What is needed:
Go through the material and pull out every line with the string "XIII" in it.

Material to process:
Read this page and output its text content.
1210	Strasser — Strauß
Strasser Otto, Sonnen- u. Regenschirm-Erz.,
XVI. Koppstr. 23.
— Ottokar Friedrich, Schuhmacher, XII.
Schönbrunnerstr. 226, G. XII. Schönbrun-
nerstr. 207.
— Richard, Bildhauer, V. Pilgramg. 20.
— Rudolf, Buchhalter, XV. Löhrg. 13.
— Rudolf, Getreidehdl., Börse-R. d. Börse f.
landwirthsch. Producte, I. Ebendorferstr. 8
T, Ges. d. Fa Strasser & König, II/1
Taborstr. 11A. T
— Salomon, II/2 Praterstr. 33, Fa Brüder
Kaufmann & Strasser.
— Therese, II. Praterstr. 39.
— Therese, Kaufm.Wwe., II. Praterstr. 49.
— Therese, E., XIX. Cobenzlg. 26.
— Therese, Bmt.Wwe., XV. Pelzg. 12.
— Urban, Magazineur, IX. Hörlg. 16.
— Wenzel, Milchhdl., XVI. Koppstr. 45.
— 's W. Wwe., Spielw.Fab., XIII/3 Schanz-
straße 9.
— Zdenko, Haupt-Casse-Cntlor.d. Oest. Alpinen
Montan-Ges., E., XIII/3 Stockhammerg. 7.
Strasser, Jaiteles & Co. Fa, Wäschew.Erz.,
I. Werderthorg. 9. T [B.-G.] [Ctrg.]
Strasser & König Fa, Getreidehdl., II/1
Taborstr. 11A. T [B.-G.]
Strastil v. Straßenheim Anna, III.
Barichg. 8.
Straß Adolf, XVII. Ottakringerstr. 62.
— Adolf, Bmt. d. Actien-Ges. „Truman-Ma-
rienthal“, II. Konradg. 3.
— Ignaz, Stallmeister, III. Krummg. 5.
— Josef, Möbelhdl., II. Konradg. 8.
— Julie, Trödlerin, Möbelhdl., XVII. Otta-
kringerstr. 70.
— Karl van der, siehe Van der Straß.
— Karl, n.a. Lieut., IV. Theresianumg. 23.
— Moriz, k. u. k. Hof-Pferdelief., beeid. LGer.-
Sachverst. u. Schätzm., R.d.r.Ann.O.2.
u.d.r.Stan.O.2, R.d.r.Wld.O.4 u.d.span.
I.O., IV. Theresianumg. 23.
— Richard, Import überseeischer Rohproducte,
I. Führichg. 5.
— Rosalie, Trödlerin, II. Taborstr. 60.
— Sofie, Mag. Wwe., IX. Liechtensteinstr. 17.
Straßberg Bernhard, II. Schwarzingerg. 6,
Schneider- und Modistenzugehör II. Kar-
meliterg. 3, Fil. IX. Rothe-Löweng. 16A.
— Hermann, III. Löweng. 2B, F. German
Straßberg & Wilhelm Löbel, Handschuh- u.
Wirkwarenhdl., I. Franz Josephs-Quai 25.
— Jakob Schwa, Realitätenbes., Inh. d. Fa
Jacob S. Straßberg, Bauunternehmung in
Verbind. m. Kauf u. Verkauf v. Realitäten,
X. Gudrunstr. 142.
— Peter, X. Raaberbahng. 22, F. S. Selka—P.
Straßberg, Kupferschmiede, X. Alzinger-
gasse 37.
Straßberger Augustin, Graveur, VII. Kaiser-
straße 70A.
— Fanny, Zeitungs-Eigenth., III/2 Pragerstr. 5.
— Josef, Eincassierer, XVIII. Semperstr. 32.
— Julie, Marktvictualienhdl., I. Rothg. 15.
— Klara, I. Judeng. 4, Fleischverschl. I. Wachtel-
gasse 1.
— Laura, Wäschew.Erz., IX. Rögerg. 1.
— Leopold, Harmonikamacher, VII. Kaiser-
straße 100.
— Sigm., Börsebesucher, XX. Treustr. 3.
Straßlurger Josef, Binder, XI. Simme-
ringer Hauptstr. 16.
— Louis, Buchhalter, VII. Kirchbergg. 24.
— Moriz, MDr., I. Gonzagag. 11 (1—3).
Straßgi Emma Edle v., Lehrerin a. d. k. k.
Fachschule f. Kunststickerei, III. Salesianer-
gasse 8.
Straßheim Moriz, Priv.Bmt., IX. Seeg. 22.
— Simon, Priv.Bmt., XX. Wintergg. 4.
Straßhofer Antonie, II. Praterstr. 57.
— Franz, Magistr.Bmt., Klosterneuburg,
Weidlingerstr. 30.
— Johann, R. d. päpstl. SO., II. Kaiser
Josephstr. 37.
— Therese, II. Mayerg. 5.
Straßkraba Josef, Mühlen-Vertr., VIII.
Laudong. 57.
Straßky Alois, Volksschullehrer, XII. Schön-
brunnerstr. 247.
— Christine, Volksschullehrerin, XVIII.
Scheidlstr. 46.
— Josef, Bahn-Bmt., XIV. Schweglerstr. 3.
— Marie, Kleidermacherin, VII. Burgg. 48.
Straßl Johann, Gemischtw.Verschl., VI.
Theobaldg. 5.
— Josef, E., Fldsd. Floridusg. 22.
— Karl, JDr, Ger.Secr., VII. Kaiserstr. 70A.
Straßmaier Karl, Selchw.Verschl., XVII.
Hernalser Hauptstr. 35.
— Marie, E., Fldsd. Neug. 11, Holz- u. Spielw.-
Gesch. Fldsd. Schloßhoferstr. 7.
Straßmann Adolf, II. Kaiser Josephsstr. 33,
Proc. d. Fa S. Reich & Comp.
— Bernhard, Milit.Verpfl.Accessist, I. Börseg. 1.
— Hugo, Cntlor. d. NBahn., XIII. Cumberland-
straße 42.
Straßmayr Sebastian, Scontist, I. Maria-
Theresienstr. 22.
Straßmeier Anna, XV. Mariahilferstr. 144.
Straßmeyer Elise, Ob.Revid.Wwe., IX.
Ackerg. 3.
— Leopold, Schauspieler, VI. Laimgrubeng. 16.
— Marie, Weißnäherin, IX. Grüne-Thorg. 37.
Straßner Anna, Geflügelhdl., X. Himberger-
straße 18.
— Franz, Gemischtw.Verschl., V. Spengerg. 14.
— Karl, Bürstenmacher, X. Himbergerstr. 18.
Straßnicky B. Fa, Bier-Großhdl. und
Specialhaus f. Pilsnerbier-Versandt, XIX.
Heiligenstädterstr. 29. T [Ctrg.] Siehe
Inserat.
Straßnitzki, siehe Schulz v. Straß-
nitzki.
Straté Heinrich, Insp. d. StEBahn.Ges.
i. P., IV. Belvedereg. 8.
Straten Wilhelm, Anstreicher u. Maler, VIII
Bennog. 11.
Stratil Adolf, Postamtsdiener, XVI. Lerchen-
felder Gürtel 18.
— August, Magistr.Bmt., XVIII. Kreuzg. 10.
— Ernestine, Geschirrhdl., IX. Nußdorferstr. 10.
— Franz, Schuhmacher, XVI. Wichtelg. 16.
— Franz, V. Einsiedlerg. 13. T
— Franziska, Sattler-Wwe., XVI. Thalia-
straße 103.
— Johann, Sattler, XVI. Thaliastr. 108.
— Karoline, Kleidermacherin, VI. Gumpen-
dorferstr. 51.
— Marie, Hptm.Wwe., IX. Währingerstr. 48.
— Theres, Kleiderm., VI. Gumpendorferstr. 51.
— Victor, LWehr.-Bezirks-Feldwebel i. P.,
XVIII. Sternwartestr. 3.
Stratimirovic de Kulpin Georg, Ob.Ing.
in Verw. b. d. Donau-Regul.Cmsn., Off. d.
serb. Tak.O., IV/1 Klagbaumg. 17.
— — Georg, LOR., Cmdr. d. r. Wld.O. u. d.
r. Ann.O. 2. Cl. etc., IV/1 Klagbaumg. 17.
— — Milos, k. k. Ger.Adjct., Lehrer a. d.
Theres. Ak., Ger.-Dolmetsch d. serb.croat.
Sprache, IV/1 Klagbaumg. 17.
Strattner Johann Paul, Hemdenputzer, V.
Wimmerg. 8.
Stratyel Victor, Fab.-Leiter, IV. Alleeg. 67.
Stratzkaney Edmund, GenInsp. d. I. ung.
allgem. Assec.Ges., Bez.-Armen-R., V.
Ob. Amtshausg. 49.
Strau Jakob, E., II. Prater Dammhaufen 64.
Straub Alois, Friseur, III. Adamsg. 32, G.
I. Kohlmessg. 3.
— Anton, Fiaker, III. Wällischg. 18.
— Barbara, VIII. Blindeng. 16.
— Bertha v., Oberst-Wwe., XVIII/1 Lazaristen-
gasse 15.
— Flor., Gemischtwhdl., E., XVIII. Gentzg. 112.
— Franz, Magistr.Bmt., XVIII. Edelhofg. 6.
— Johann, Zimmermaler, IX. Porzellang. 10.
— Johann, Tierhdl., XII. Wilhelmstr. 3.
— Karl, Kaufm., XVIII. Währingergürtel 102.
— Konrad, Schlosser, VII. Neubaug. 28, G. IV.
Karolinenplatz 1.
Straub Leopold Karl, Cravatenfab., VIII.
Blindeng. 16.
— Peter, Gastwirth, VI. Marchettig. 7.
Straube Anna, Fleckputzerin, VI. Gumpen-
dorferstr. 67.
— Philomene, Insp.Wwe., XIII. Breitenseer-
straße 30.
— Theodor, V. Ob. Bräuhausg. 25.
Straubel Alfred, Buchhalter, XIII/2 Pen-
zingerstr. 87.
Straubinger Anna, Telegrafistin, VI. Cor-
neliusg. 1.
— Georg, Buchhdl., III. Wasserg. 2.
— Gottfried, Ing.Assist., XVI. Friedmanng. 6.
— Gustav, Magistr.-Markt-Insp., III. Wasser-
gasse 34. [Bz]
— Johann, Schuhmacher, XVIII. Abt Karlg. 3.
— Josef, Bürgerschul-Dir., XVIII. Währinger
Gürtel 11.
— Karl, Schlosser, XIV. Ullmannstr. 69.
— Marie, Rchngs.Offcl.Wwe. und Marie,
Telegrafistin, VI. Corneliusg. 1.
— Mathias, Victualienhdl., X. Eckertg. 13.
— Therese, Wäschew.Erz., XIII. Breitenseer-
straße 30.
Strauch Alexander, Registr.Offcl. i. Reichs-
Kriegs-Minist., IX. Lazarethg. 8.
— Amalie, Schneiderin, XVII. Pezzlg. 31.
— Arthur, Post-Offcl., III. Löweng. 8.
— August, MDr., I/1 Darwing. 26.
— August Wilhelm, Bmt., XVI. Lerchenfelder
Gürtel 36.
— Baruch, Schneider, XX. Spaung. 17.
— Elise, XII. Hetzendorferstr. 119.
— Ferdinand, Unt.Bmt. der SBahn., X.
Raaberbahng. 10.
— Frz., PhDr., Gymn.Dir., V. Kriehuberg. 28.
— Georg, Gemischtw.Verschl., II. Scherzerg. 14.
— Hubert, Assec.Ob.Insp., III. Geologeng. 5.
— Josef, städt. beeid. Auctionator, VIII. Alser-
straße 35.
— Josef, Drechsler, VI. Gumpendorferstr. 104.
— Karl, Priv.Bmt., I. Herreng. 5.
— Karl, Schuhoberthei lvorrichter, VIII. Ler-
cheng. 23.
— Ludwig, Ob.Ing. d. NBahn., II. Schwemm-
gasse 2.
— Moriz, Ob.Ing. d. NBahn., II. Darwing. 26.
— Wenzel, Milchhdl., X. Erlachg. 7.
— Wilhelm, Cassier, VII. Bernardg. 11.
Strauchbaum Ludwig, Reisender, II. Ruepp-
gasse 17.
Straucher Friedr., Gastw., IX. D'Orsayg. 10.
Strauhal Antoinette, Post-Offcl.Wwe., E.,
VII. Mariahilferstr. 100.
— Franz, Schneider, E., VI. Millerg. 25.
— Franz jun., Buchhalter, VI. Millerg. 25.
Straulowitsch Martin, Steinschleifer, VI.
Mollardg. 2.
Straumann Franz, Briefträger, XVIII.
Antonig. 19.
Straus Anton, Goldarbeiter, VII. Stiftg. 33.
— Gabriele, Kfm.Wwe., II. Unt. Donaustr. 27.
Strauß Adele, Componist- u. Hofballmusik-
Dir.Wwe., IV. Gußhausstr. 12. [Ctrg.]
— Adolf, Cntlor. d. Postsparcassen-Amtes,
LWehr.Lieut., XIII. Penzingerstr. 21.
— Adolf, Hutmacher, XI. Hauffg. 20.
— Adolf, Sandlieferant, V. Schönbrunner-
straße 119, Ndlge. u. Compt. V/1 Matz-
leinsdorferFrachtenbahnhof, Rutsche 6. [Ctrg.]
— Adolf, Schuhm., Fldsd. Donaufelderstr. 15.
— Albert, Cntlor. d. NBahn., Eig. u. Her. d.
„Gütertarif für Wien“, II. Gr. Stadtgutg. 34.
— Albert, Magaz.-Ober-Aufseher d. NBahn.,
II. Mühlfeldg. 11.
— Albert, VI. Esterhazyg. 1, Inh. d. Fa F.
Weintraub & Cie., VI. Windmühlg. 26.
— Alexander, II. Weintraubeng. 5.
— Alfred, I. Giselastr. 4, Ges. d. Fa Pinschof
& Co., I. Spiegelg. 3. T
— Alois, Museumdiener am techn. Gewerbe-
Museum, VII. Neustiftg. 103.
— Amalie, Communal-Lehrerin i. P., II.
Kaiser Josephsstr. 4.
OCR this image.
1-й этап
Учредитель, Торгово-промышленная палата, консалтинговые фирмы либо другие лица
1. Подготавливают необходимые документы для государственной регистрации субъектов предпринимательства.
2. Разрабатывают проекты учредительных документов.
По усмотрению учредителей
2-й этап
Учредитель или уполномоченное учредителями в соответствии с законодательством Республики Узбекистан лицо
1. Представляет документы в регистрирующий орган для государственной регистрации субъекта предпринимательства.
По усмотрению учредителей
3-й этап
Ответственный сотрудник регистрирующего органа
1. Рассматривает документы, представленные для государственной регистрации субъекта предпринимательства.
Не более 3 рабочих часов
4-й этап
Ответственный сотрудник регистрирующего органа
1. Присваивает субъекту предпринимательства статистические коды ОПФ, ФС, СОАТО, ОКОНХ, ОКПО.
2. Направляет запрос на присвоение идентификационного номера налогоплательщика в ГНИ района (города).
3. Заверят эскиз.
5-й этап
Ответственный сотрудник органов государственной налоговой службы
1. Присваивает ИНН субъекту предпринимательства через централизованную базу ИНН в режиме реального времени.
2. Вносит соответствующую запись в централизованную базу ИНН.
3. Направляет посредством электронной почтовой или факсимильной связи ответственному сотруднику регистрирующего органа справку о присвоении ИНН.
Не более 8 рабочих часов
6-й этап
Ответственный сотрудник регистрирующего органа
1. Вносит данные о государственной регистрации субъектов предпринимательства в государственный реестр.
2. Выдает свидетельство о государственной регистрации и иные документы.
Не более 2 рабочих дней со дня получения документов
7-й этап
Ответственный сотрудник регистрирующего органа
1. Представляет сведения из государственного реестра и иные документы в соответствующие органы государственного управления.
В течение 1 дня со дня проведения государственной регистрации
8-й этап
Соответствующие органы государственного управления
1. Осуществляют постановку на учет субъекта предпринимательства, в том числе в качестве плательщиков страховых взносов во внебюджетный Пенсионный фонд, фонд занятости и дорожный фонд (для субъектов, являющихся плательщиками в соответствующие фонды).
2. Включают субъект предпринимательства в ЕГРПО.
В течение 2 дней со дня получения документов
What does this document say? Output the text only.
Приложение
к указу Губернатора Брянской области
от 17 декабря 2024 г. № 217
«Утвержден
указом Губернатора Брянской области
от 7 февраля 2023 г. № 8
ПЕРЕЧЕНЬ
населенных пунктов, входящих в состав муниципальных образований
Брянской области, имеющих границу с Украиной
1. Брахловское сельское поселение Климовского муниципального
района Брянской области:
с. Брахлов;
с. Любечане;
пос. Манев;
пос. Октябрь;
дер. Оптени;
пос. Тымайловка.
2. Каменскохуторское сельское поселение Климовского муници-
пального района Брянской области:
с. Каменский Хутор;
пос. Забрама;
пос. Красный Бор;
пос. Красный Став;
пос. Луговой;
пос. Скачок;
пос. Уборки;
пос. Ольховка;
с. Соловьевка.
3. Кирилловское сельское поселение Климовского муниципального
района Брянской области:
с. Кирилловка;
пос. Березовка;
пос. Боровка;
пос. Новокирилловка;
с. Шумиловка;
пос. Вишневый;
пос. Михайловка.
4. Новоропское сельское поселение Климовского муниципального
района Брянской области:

Complete answer:
— 's W. Wwe., Spielw.Fab., XIII/3 Schanz-
Montan-Ges., E., XIII/3 Stockhammerg. 7.
— Hugo, Cntlor. d. NBahn., XIII. Cumberland-
— Philomene, Insp.Wwe., XIII. Breitenseer-
Straubel Alfred, Buchhalter, XIII/2 Pen-
— Therese, Wäschew.Erz., XIII. Breitenseer-
LWehr.Lieut., XIII. Penzingerstr. 21.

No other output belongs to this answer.